INSTRUCTIONS FOR THE TASK —
All of the lines below are to be printed again exactly; images are excluded from the output.

SUPPLIED RECORDS —
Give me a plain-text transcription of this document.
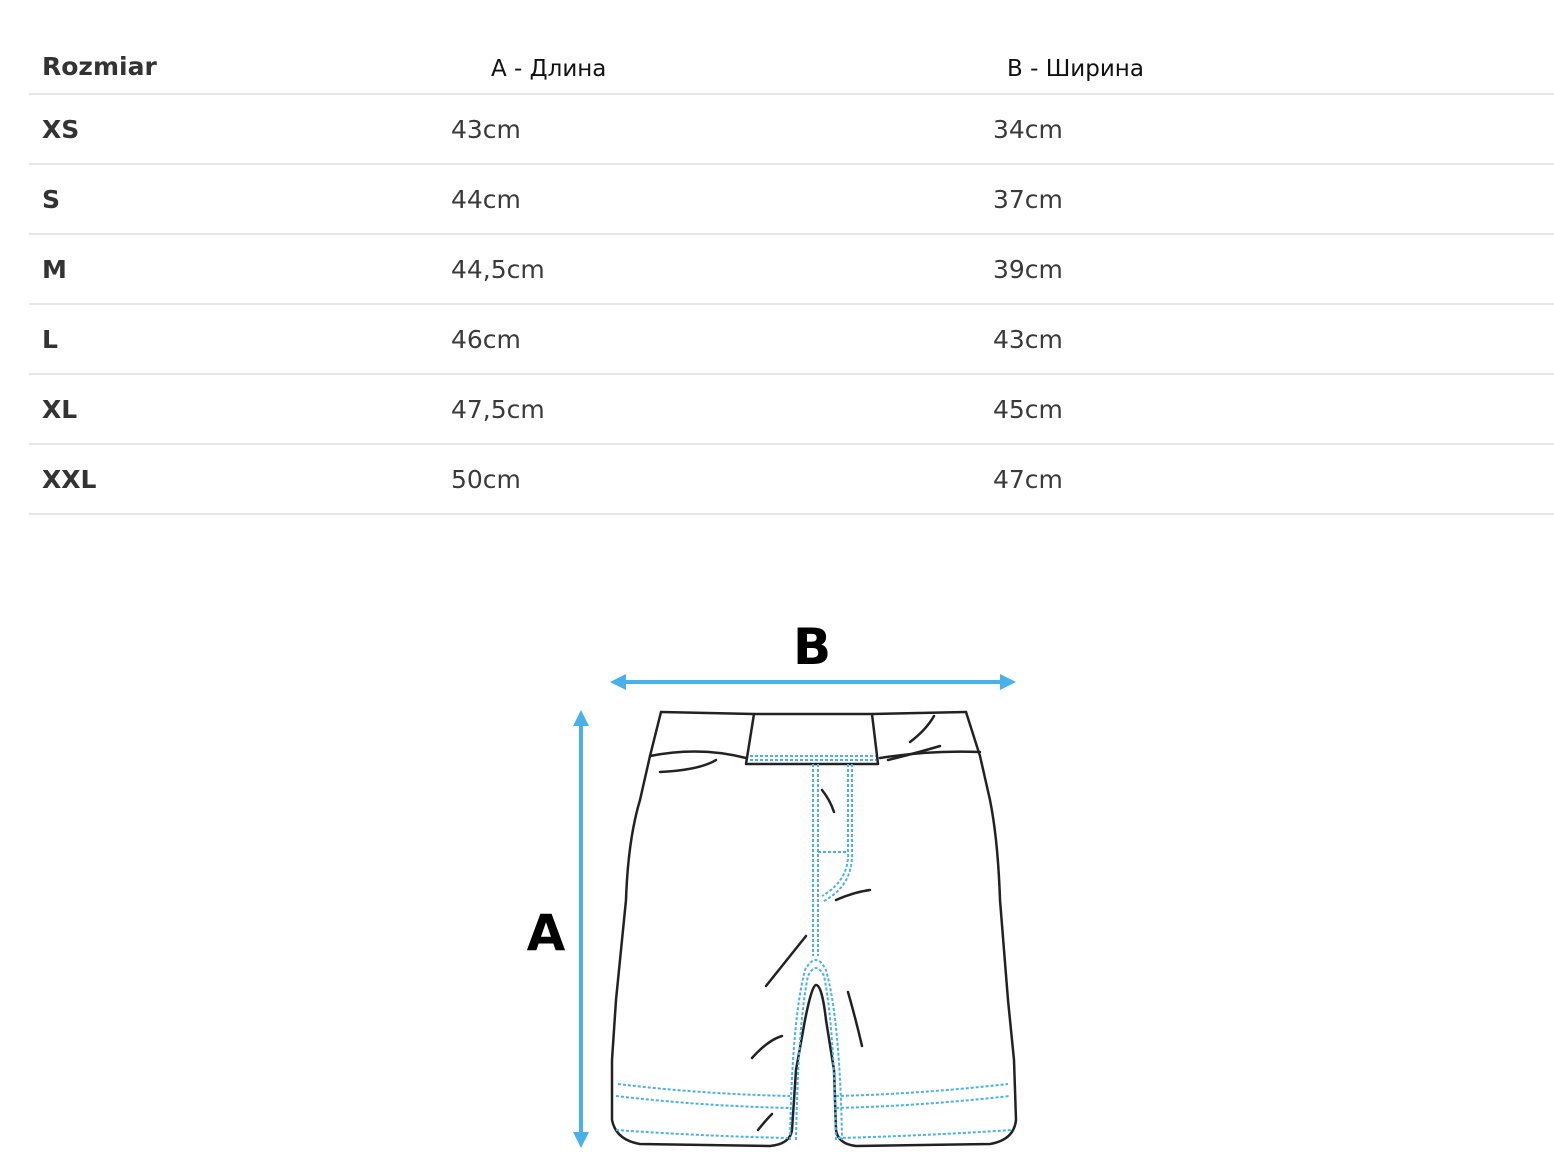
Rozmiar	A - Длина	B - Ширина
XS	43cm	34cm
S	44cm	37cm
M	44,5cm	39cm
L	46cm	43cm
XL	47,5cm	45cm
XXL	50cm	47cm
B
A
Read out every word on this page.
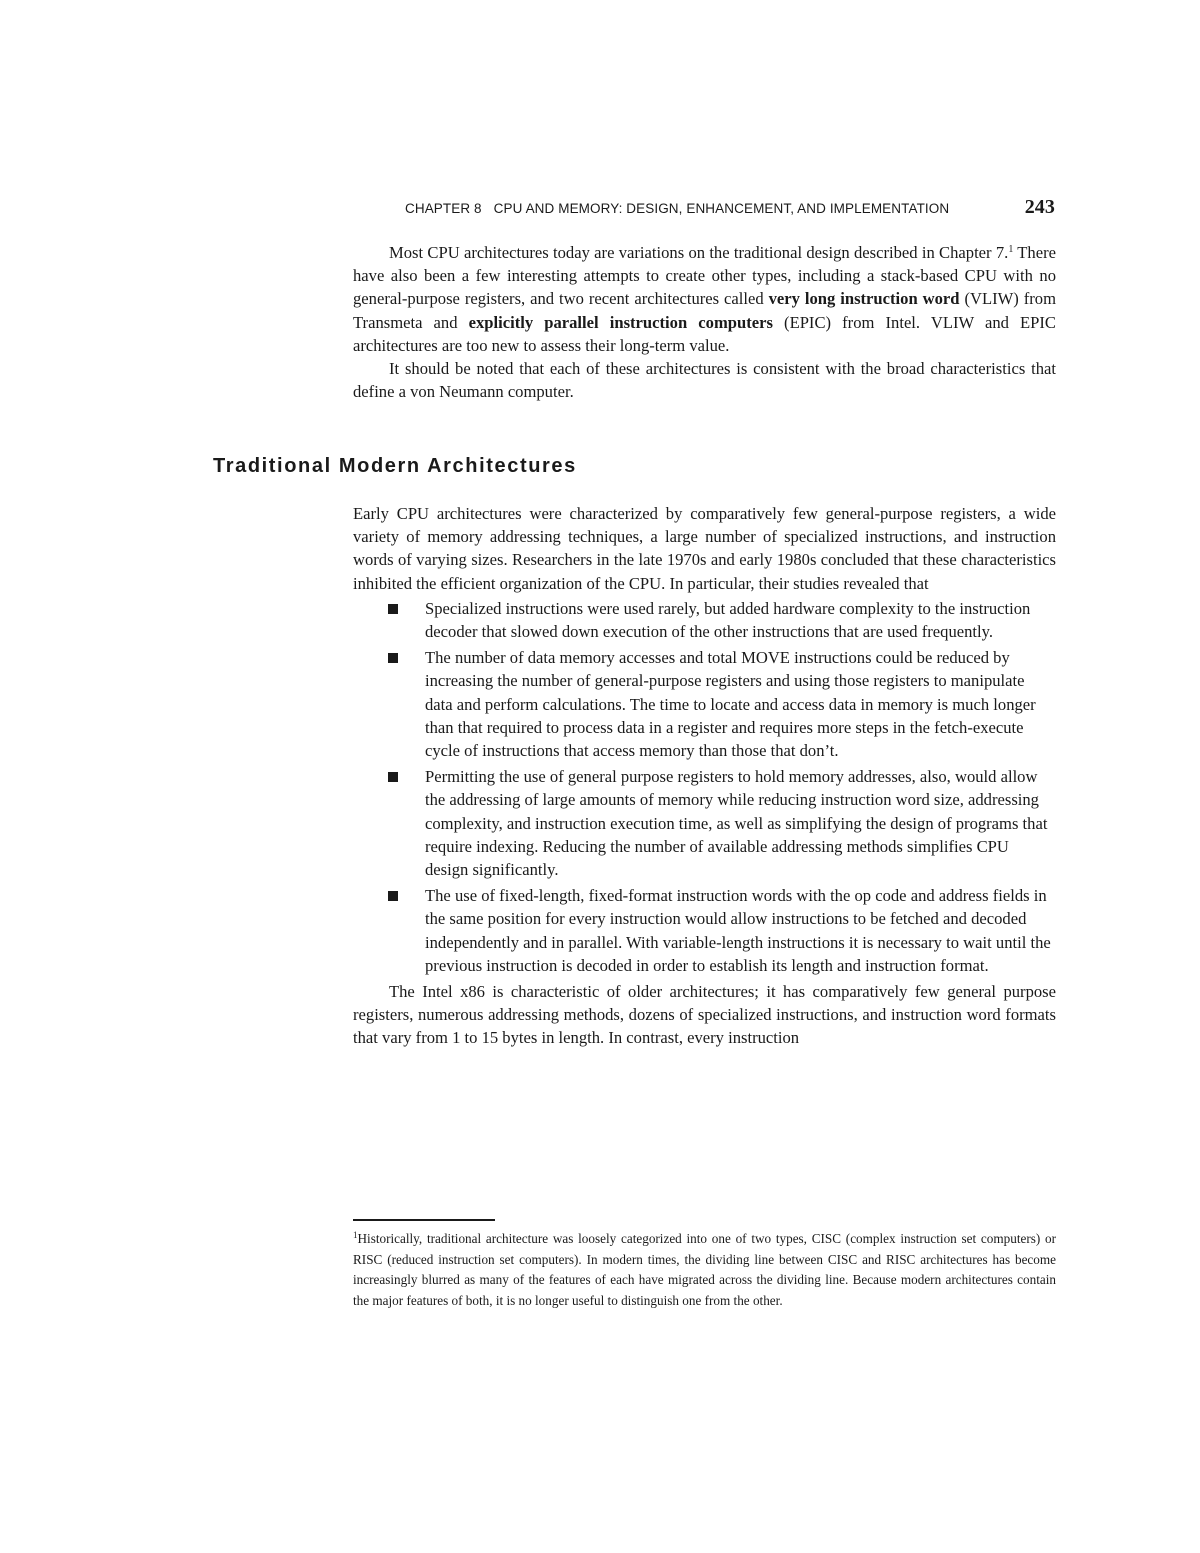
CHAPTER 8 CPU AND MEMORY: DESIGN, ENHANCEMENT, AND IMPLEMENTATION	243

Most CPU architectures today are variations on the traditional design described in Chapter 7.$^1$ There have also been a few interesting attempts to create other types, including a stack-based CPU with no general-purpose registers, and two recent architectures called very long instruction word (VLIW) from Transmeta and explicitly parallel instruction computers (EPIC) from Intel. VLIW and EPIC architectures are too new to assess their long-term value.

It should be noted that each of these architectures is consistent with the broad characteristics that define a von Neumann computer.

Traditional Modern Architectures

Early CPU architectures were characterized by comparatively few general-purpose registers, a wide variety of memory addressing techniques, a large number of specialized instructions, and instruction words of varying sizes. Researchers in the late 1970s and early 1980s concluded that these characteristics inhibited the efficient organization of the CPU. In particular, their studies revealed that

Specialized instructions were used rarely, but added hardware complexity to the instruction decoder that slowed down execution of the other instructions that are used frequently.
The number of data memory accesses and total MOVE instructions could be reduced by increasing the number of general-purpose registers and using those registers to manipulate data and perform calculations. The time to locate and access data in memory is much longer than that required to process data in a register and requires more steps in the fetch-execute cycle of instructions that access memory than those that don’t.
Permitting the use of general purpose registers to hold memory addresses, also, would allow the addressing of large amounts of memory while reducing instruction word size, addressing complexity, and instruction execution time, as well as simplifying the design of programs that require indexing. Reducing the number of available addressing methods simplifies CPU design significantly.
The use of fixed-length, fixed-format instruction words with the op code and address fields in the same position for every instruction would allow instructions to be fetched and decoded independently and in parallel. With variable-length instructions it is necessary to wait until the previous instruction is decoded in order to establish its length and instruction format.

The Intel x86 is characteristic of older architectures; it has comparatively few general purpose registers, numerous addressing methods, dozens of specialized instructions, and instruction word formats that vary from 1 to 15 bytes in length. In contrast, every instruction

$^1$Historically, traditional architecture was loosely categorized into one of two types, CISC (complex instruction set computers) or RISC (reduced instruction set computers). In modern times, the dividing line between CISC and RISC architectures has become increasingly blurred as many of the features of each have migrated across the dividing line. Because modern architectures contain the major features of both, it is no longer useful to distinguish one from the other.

SOLUTION TO THIS TASK —
Give me a plain-text transcription of this document.
Rozmiar	A - Длина	B - Ширина
XS	43cm	34cm
S	44cm	37cm
M	44,5cm	39cm
L	46cm	43cm
XL	47,5cm	45cm
XXL	50cm	47cm
B
A
Read out every word on this page.
CHAPTER 8 CPU AND MEMORY: DESIGN, ENHANCEMENT, AND IMPLEMENTATION	243

Most CPU architectures today are variations on the traditional design described in Chapter 7.$^1$ There have also been a few interesting attempts to create other types, including a stack-based CPU with no general-purpose registers, and two recent architectures called very long instruction word (VLIW) from Transmeta and explicitly parallel instruction computers (EPIC) from Intel. VLIW and EPIC architectures are too new to assess their long-term value.

It should be noted that each of these architectures is consistent with the broad characteristics that define a von Neumann computer.

Traditional Modern Architectures

Early CPU architectures were characterized by comparatively few general-purpose registers, a wide variety of memory addressing techniques, a large number of specialized instructions, and instruction words of varying sizes. Researchers in the late 1970s and early 1980s concluded that these characteristics inhibited the efficient organization of the CPU. In particular, their studies revealed that

Specialized instructions were used rarely, but added hardware complexity to the instruction decoder that slowed down execution of the other instructions that are used frequently.
The number of data memory accesses and total MOVE instructions could be reduced by increasing the number of general-purpose registers and using those registers to manipulate data and perform calculations. The time to locate and access data in memory is much longer than that required to process data in a register and requires more steps in the fetch-execute cycle of instructions that access memory than those that don’t.
Permitting the use of general purpose registers to hold memory addresses, also, would allow the addressing of large amounts of memory while reducing instruction word size, addressing complexity, and instruction execution time, as well as simplifying the design of programs that require indexing. Reducing the number of available addressing methods simplifies CPU design significantly.
The use of fixed-length, fixed-format instruction words with the op code and address fields in the same position for every instruction would allow instructions to be fetched and decoded independently and in parallel. With variable-length instructions it is necessary to wait until the previous instruction is decoded in order to establish its length and instruction format.

The Intel x86 is characteristic of older architectures; it has comparatively few general purpose registers, numerous addressing methods, dozens of specialized instructions, and instruction word formats that vary from 1 to 15 bytes in length. In contrast, every instruction

$^1$Historically, traditional architecture was loosely categorized into one of two types, CISC (complex instruction set computers) or RISC (reduced instruction set computers). In modern times, the dividing line between CISC and RISC architectures has become increasingly blurred as many of the features of each have migrated across the dividing line. Because modern architectures contain the major features of both, it is no longer useful to distinguish one from the other.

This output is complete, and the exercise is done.